■ WHAT THE TASK ASKS ■
Reproduce the material verbatim, from its first line up to and including the line that contains "status-label: Zeitschaltung ist".

┌─ RECORDED INFORMATION

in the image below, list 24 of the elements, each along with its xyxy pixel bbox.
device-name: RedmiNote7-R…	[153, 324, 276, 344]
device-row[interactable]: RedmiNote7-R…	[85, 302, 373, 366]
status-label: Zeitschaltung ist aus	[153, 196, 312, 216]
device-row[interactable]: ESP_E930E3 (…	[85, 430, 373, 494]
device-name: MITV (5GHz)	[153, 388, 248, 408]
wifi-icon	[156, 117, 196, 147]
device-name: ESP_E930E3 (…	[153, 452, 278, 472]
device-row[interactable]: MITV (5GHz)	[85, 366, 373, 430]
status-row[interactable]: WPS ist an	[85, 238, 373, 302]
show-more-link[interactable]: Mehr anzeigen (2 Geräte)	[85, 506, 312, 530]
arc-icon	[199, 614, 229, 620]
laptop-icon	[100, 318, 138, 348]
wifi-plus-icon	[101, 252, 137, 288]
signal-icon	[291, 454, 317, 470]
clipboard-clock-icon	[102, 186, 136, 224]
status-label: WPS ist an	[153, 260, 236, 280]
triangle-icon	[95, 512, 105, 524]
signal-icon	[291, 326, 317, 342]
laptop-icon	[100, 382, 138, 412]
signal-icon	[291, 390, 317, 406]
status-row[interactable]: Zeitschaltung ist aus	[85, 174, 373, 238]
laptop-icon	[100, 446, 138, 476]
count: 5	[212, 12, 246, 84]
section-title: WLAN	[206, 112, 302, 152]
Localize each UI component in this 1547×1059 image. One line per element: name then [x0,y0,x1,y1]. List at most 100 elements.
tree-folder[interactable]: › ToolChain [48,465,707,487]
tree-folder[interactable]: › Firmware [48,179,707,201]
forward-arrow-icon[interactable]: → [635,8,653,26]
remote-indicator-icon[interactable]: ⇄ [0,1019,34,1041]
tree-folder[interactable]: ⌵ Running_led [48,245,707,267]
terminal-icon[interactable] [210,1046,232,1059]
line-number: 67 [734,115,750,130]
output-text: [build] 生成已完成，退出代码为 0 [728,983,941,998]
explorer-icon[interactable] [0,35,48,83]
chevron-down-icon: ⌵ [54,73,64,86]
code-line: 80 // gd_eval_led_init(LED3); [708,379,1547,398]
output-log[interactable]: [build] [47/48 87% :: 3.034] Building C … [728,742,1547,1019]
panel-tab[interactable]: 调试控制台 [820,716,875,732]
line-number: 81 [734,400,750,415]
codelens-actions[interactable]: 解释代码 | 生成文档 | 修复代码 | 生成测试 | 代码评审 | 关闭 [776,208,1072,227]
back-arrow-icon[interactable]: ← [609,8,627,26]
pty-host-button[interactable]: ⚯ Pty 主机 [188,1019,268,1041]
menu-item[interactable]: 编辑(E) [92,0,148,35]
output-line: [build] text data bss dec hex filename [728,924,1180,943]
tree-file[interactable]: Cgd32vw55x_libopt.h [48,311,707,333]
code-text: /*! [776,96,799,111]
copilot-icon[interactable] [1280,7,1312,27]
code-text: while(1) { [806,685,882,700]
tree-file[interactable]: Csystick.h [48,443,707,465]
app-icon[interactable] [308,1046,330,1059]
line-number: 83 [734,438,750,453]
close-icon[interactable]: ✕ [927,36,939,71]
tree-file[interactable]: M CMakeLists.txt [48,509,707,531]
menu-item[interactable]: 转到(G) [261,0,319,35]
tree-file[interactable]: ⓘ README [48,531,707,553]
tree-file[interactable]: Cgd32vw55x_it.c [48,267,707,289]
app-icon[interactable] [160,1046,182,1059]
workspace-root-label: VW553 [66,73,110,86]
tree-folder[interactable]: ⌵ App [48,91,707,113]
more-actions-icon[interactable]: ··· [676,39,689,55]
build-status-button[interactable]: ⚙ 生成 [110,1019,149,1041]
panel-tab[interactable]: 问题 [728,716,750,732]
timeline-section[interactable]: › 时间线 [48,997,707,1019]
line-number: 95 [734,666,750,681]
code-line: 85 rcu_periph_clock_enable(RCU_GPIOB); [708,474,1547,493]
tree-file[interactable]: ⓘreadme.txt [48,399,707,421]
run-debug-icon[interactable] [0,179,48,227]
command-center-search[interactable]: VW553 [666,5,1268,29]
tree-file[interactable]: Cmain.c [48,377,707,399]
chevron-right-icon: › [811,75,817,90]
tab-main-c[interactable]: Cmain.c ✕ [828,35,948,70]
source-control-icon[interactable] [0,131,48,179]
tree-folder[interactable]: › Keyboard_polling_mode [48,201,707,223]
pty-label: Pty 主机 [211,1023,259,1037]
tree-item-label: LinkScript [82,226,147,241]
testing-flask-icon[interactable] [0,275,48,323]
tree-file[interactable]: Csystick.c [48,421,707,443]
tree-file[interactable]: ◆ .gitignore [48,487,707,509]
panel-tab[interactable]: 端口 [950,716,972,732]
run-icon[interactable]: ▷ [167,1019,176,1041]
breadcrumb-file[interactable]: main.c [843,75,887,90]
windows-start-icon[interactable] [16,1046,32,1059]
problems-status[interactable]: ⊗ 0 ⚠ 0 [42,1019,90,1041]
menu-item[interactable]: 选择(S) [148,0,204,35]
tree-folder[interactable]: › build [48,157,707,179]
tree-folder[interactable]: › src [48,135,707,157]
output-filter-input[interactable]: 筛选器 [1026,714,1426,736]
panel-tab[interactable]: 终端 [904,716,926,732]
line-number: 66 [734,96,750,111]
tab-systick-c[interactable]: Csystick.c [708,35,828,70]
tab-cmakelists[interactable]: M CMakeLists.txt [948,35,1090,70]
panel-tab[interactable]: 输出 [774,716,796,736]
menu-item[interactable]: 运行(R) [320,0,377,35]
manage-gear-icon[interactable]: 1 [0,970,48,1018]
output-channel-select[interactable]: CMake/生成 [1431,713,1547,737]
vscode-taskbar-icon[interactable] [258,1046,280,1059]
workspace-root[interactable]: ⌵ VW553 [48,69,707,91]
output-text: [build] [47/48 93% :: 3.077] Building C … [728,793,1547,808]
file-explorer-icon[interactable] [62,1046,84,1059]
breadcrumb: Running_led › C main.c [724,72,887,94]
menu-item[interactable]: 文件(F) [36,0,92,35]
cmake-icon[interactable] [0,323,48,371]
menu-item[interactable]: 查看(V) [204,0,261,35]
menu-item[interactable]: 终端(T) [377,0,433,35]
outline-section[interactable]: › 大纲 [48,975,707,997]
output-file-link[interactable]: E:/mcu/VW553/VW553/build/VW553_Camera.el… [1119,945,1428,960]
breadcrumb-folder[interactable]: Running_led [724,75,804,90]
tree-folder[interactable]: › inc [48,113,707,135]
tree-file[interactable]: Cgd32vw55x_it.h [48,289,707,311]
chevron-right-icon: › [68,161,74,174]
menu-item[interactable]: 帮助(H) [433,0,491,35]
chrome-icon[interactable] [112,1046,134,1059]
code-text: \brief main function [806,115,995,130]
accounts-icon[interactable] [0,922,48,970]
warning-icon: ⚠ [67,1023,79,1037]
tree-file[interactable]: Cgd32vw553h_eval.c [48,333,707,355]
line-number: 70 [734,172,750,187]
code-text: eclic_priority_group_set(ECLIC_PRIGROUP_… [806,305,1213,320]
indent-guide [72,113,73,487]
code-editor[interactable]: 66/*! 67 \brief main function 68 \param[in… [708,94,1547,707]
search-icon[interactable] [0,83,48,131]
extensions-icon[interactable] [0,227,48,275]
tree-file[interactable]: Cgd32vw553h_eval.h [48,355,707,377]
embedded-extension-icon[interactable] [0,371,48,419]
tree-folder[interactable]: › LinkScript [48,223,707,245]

└─

■ WRITTEN SOLUTION ■
in the image below, list 24 of the elements, each along with its xyxy pixel bbox.
device-name: RedmiNote7-R…	[153, 324, 276, 344]
device-row[interactable]: RedmiNote7-R…	[85, 302, 373, 366]
status-label: Zeitschaltung ist aus	[153, 196, 312, 216]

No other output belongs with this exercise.